_Stored data entries_.
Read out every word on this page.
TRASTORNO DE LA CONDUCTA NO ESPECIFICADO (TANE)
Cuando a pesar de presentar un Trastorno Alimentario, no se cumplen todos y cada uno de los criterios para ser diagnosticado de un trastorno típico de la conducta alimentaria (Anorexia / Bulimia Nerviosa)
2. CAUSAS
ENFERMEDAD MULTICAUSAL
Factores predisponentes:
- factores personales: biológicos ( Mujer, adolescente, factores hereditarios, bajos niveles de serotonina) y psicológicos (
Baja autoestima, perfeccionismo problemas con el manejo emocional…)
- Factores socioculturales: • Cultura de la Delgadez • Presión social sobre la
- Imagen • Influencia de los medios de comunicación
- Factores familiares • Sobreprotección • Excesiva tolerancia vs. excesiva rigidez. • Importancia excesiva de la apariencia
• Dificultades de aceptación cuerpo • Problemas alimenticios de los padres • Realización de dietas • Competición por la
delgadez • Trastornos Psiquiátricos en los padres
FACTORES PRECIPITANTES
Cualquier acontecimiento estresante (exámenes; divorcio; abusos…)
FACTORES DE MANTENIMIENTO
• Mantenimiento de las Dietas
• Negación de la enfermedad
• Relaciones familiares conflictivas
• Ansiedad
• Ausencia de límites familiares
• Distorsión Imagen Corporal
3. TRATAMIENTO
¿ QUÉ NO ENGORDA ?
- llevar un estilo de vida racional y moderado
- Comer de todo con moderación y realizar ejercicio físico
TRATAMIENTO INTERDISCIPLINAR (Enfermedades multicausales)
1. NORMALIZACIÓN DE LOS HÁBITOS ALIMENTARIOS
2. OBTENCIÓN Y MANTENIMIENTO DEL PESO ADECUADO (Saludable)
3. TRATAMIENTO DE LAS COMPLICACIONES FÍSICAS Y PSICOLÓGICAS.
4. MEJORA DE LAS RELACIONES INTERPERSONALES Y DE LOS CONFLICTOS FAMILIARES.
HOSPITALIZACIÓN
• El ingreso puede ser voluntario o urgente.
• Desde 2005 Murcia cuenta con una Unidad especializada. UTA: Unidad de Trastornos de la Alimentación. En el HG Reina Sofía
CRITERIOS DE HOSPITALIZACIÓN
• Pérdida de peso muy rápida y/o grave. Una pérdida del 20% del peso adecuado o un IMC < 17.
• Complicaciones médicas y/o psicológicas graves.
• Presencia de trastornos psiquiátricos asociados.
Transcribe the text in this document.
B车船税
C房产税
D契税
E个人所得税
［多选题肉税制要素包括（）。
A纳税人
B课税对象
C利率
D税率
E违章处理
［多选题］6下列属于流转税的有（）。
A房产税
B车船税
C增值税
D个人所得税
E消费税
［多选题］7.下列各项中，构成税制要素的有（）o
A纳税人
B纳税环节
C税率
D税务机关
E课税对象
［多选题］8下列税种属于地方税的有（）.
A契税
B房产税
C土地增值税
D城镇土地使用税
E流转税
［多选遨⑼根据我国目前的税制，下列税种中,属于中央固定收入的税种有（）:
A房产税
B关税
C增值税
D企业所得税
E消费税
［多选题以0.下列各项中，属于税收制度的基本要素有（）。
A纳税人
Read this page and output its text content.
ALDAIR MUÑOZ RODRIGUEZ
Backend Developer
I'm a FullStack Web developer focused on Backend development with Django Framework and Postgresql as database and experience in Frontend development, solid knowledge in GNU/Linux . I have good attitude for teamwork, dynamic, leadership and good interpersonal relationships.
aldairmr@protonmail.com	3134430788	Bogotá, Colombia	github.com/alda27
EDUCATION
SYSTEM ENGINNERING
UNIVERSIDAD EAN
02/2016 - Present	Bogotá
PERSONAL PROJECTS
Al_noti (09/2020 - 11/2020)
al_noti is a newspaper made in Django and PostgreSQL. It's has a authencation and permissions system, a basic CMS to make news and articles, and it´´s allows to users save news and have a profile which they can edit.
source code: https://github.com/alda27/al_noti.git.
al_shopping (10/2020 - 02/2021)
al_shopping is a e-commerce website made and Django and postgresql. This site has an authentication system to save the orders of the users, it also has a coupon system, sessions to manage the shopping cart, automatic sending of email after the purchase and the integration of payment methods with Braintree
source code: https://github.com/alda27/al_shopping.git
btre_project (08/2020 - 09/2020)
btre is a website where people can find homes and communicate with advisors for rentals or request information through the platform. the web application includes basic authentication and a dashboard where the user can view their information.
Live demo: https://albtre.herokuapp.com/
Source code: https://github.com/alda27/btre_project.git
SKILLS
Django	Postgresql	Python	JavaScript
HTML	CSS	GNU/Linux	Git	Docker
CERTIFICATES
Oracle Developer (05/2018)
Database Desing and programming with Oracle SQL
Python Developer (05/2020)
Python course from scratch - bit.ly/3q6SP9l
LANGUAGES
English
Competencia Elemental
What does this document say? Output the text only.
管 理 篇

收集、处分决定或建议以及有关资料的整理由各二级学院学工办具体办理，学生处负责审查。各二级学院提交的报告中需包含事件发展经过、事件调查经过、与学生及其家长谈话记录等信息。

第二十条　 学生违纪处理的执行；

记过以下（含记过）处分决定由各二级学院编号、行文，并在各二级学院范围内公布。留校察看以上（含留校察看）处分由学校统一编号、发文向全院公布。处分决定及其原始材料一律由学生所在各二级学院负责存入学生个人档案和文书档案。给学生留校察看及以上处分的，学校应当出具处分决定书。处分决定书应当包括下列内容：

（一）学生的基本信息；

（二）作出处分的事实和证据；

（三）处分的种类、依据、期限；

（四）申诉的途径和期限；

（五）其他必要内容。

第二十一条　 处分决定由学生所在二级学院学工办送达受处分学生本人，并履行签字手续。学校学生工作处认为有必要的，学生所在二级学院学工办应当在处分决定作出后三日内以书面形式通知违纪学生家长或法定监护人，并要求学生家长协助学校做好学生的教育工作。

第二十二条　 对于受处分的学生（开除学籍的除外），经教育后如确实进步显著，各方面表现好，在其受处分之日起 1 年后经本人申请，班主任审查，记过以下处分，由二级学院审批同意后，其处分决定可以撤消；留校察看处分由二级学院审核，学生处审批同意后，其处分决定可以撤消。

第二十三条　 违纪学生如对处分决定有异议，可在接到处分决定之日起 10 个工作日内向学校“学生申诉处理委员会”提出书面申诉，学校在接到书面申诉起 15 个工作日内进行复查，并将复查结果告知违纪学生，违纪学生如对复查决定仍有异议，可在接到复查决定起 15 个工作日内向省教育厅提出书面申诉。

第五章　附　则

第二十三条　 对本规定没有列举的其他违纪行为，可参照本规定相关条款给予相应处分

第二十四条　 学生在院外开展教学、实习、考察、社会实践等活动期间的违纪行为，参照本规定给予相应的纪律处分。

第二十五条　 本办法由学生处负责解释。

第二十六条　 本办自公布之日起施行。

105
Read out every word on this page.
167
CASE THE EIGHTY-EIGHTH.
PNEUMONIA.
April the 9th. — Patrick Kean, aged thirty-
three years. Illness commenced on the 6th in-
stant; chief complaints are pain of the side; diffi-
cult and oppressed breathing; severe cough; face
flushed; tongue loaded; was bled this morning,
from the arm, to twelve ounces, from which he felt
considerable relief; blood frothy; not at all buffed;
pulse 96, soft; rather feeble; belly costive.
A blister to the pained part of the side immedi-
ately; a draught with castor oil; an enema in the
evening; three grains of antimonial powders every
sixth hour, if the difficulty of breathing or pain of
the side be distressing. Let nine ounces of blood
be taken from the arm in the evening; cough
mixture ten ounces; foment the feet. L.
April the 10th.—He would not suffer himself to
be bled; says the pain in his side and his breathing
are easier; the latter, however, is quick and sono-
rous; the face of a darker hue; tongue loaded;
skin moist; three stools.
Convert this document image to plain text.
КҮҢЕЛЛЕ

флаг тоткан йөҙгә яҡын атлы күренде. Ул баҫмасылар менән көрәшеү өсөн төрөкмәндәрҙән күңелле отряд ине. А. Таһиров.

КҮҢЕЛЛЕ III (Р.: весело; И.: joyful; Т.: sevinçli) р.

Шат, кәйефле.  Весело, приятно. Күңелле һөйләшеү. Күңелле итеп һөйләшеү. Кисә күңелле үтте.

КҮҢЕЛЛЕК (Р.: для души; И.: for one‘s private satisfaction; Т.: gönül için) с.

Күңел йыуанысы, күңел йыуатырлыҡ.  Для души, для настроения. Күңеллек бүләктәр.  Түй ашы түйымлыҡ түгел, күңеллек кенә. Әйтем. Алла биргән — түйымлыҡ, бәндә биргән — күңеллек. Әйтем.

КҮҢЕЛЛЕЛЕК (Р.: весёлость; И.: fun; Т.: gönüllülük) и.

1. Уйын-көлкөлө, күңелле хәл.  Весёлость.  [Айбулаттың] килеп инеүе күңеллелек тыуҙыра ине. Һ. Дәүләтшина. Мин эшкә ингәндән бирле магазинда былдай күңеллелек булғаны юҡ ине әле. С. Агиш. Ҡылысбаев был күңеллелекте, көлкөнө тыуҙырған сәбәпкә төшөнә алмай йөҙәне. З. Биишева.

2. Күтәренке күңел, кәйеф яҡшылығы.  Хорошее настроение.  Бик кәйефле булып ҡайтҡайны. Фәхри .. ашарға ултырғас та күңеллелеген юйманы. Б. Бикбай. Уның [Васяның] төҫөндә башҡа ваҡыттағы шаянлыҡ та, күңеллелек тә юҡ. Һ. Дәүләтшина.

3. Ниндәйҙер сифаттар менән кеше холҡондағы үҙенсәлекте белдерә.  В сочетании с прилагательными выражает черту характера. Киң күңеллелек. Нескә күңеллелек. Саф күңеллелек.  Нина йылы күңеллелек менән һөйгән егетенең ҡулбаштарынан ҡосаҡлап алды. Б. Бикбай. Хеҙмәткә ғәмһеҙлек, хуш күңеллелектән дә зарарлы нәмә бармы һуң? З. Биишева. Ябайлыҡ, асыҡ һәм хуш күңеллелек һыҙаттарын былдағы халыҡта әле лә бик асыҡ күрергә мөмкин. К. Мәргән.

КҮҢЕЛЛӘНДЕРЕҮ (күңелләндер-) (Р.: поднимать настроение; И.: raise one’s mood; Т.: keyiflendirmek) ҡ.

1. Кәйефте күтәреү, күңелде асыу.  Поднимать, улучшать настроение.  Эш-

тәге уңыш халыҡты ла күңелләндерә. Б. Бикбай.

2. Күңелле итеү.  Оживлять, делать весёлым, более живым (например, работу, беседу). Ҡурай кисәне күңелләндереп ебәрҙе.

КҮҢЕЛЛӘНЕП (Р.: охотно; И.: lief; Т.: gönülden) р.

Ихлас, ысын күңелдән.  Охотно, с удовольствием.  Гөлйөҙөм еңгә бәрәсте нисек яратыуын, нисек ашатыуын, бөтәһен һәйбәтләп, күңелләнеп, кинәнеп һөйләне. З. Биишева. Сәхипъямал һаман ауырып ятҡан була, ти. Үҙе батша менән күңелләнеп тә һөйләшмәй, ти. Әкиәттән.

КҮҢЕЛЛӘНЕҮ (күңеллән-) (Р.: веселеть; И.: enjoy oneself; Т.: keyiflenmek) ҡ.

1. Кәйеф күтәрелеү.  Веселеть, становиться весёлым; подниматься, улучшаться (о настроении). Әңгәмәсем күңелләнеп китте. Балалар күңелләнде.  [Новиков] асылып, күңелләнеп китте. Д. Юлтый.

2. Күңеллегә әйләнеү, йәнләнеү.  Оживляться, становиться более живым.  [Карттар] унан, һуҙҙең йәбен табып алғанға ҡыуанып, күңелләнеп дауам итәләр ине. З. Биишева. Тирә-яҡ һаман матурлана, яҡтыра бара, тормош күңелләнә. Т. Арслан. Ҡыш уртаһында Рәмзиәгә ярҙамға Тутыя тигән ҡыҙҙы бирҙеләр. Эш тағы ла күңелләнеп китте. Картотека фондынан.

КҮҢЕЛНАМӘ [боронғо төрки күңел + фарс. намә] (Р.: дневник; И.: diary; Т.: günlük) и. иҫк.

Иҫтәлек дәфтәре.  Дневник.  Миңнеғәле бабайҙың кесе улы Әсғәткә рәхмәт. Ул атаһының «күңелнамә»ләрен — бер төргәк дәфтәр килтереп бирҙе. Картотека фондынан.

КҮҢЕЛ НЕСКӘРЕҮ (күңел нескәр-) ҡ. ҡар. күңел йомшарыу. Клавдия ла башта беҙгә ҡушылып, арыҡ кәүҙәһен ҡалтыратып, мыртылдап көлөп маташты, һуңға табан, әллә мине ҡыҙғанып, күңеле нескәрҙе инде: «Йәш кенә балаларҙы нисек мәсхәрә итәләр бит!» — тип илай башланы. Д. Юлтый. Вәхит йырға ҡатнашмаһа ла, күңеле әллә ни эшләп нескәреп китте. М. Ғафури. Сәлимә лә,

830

_WRITTEN TASK_. Scan the material above. Copy each line where "blood" occurs.

_RIGHT ANSWER_.
considerable relief; blood frothy; not at all buffed;
the side be distressing. Let nine ounces of blood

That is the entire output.